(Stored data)

----------------------------------------

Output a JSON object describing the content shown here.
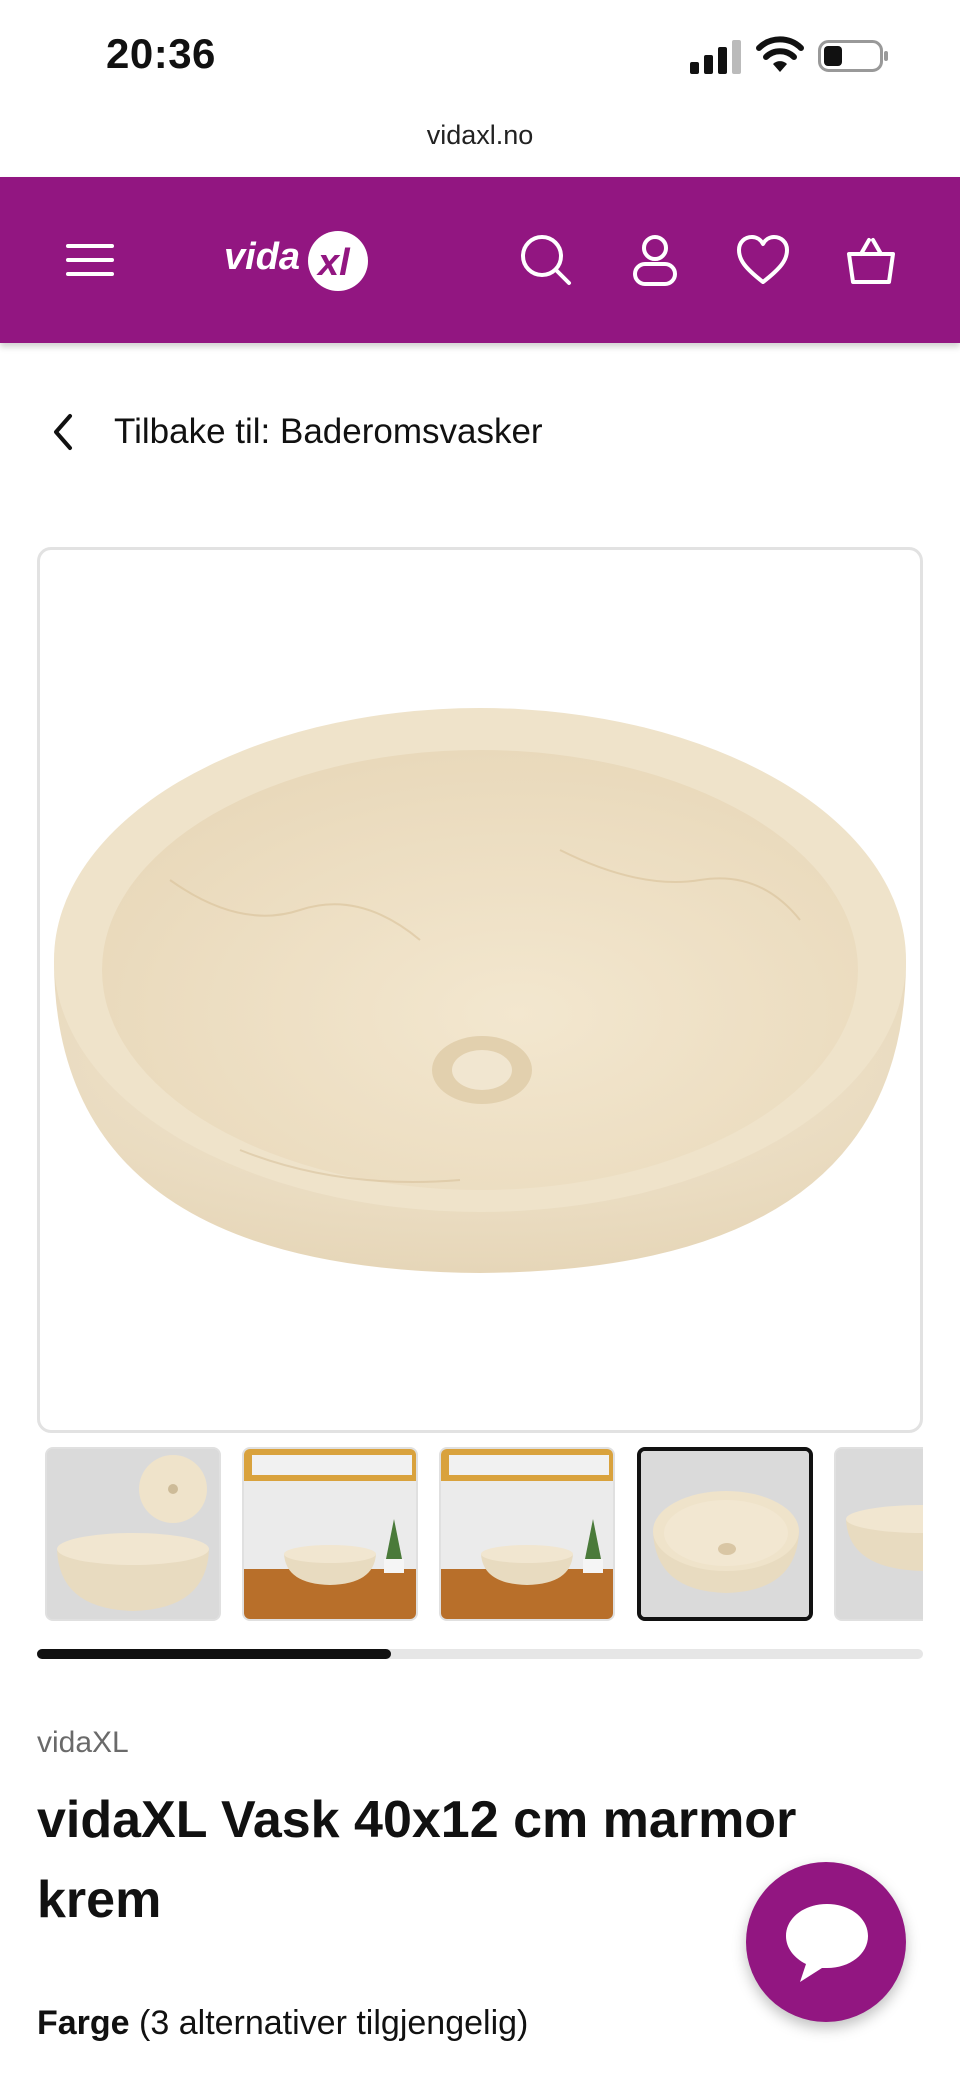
{
  "status_bar": {
    "time": "20:36"
  },
  "browser": {
    "url": "vidaxl.no"
  },
  "header": {
    "logo_text": "vidaXL",
    "brand_color": "#921681",
    "icons": [
      "menu-icon",
      "search-icon",
      "account-icon",
      "wishlist-icon",
      "cart-icon"
    ]
  },
  "breadcrumb": {
    "back_label": "Tilbake til: Baderomsvasker"
  },
  "gallery": {
    "thumbnails": [
      {
        "name": "sink-top-and-side-view"
      },
      {
        "name": "sink-bathroom-scene-1"
      },
      {
        "name": "sink-bathroom-scene-2"
      },
      {
        "name": "sink-angle-view",
        "selected": true
      },
      {
        "name": "sink-side-view"
      }
    ],
    "scroll_progress": 0.4
  },
  "product": {
    "brand": "vidaXL",
    "title": "vidaXL Vask 40x12 cm marmor krem",
    "color_label": "Farge",
    "color_options": "(3 alternativer tilgjengelig)"
  }
}
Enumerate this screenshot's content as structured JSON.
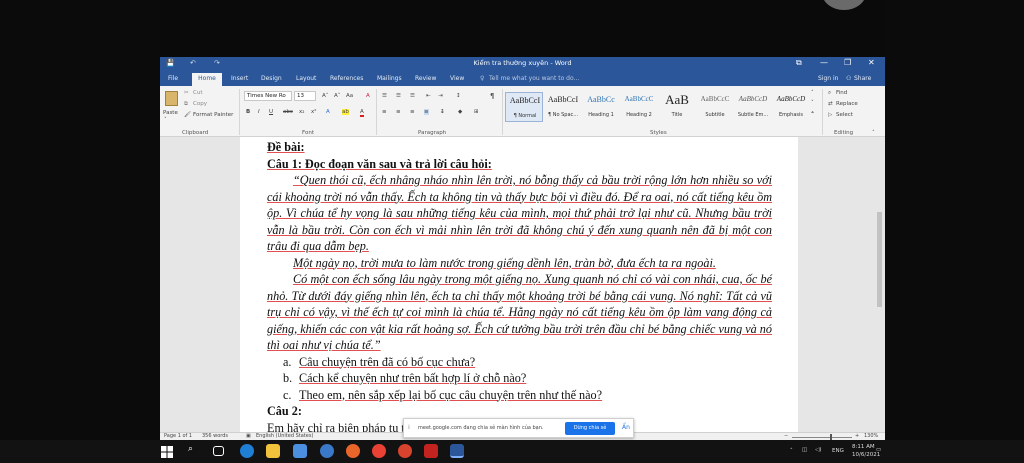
{
  "window": {
    "title": "Kiểm tra thường xuyên - Word",
    "controls": {
      "minimize": "—",
      "restore": "❐",
      "close": "✕",
      "ribbon_display": "⧉"
    }
  },
  "quick_access": {
    "save": "💾",
    "undo": "↶",
    "redo": "↷"
  },
  "tabs": [
    "File",
    "Home",
    "Insert",
    "Design",
    "Layout",
    "References",
    "Mailings",
    "Review",
    "View"
  ],
  "tell_me": "Tell me what you want to do...",
  "account": {
    "sign_in": "Sign in",
    "share": "Share"
  },
  "clipboard": {
    "paste": "Paste",
    "cut": "Cut",
    "copy": "Copy",
    "format_painter": "Format Painter",
    "group": "Clipboard"
  },
  "font": {
    "name": "Times New Ro",
    "size": "13",
    "grow": "A˄",
    "shrink": "A˅",
    "case": "Aa",
    "clear": "A",
    "bold": "B",
    "italic": "I",
    "underline": "U",
    "strike": "abc",
    "sub": "x₂",
    "sup": "x²",
    "effects": "A",
    "highlight": "ab",
    "color": "A",
    "group": "Font"
  },
  "paragraph": {
    "group": "Paragraph",
    "pilcrow": "¶"
  },
  "styles": {
    "group": "Styles",
    "items": [
      {
        "preview": "AaBbCcI",
        "name": "¶ Normal"
      },
      {
        "preview": "AaBbCcI",
        "name": "¶ No Spac..."
      },
      {
        "preview": "AaBbCc",
        "name": "Heading 1"
      },
      {
        "preview": "AaBbCcC",
        "name": "Heading 2"
      },
      {
        "preview": "AaB",
        "name": "Title"
      },
      {
        "preview": "AaBbCcC",
        "name": "Subtitle"
      },
      {
        "preview": "AaBbCcD",
        "name": "Subtle Em..."
      },
      {
        "preview": "AaBbCcD",
        "name": "Emphasis"
      }
    ]
  },
  "editing": {
    "find": "Find",
    "replace": "Replace",
    "select": "Select",
    "group": "Editing"
  },
  "document": {
    "heading": "Đề bài:",
    "q1": "Câu 1: Đọc đoạn văn sau và trả lời câu hỏi:",
    "p1": "“Quen thói cũ, ếch nhâng nháo nhìn lên trời, nó bỗng thấy cả bầu trời rộng lớn hơn nhiều so với cái khoảng trời nó vẫn thấy. Ếch ta không tin và thấy bực bội vì điều đó. Để ra oai, nó cất tiếng kêu ồm ộp. Vì chúa tể hy vọng là sau những tiếng kêu của mình, mọi thứ phải trở lại như cũ. Nhưng bầu trời vẫn là bầu trời. Còn con ếch vì mải nhìn lên trời đã không chú ý đến xung quanh nên đã bị một con trâu đi qua dẫm bẹp.",
    "p2": "Một ngày nọ, trời mưa to làm nước trong giếng dềnh lên, tràn bờ, đưa ếch ta ra ngoài.",
    "p3": "Có một con ếch sống lâu ngày trong một giếng nọ. Xung quanh nó chỉ có vài con nhái, cua, ốc bé nhỏ. Từ dưới đáy giếng nhìn lên, ếch ta chỉ thấy một khoảng trời bé bằng cái vung. Nó nghĩ: Tất cả vũ trụ chỉ có vậy, vì thế ếch tự coi mình là chúa tể. Hằng ngày nó cất tiếng kêu ồm ộp làm vang động cả giếng, khiến các con vật kia rất hoảng sợ. Ếch cứ tưởng bầu trời trên đầu chỉ bé bằng chiếc vung và nó thì oai như vị chúa tể.”",
    "items": [
      {
        "label": "a.",
        "text": "Câu chuyện trên đã có bố cục chưa?"
      },
      {
        "label": "b.",
        "text": "Cách kể chuyện như trên bất hợp lí ở chỗ nào?"
      },
      {
        "label": "c.",
        "text": "Theo em, nên sắp xếp lại bố cục câu chuyện trên như thế nào?"
      }
    ],
    "q2": "Câu 2:",
    "p4": "Em hãy chỉ ra biện pháp tu từ và nêu tác dụng của biện pháp tu"
  },
  "status": {
    "page": "Page 1 of 1",
    "words": "356 words",
    "language": "English (United States)",
    "zoom": "130%"
  },
  "share_bar": {
    "message": "meet.google.com đang chia sẻ màn hình của bạn.",
    "stop": "Dừng chia sẻ",
    "hide": "Ẩn"
  },
  "tray": {
    "lang": "ENG",
    "time": "8:11 AM",
    "date": "10/6/2021"
  }
}
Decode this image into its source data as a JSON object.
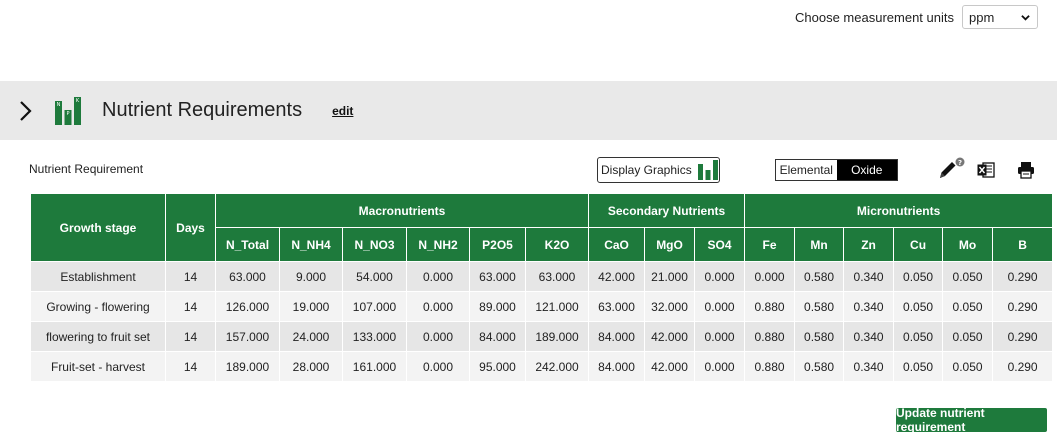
{
  "units": {
    "label": "Choose measurement units",
    "selected": "ppm"
  },
  "section": {
    "title": "Nutrient Requirements",
    "edit_label": "edit"
  },
  "toolbar": {
    "nr_label": "Nutrient Requirement",
    "display_graphics_label": "Display Graphics",
    "toggle_options": [
      "Elemental",
      "Oxide"
    ],
    "toggle_active": "Oxide"
  },
  "table": {
    "group_headers": {
      "growth_stage": "Growth stage",
      "days": "Days",
      "macro": "Macronutrients",
      "secondary": "Secondary Nutrients",
      "micro": "Micronutrients"
    },
    "columns": [
      "N_Total",
      "N_NH4",
      "N_NO3",
      "N_NH2",
      "P2O5",
      "K2O",
      "CaO",
      "MgO",
      "SO4",
      "Fe",
      "Mn",
      "Zn",
      "Cu",
      "Mo",
      "B"
    ],
    "rows": [
      [
        "Establishment",
        "14",
        "63.000",
        "9.000",
        "54.000",
        "0.000",
        "63.000",
        "63.000",
        "42.000",
        "21.000",
        "0.000",
        "0.000",
        "0.580",
        "0.340",
        "0.050",
        "0.050",
        "0.290"
      ],
      [
        "Growing - flowering",
        "14",
        "126.000",
        "19.000",
        "107.000",
        "0.000",
        "89.000",
        "121.000",
        "63.000",
        "32.000",
        "0.000",
        "0.880",
        "0.580",
        "0.340",
        "0.050",
        "0.050",
        "0.290"
      ],
      [
        "flowering to fruit set",
        "14",
        "157.000",
        "24.000",
        "133.000",
        "0.000",
        "84.000",
        "189.000",
        "84.000",
        "42.000",
        "0.000",
        "0.880",
        "0.580",
        "0.340",
        "0.050",
        "0.050",
        "0.290"
      ],
      [
        "Fruit-set - harvest",
        "14",
        "189.000",
        "28.000",
        "161.000",
        "0.000",
        "95.000",
        "242.000",
        "84.000",
        "42.000",
        "0.000",
        "0.880",
        "0.580",
        "0.340",
        "0.050",
        "0.050",
        "0.290"
      ]
    ]
  },
  "update_button_label": "Update nutrient requirement",
  "colors": {
    "brand_green": "#1e7a3c",
    "header_band": "#e9e9e9",
    "row_odd": "#e6e6e6",
    "row_even": "#f3f3f3"
  },
  "icons": {
    "expand": "chevron-right-icon",
    "logo": "bar-chart-logo-icon",
    "edit_tool": "pencil-help-icon",
    "excel": "excel-icon",
    "print": "printer-icon"
  }
}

----------------------------------------

Work to do> Identify the lines above with the word "ngày". Copy them.

Exercise answer>
    "p2": "Một ngày nọ, trời mưa to làm nước trong giếng dềnh lên, tràn bờ, đưa ếch ta ra ngoài.",
    "p3": "Có một con ếch sống lâu ngày trong một giếng nọ. Xung quanh nó chỉ có vài con nhái, cua, ốc bé nhỏ. Từ dưới đáy giếng nhìn lên, ếch ta chỉ thấy một khoảng trời bé bằng cái vung. Nó nghĩ: Tất cả vũ trụ chỉ có vậy, vì thế ếch tự coi mình là chúa tể. Hằng ngày nó cất tiếng kêu ồm ộp làm vang động cả giếng, khiến các con vật kia rất hoảng sợ. Ếch cứ tưởng bầu trời trên đầu chỉ bé bằng chiếc vung và nó thì oai như vị chúa tể.”",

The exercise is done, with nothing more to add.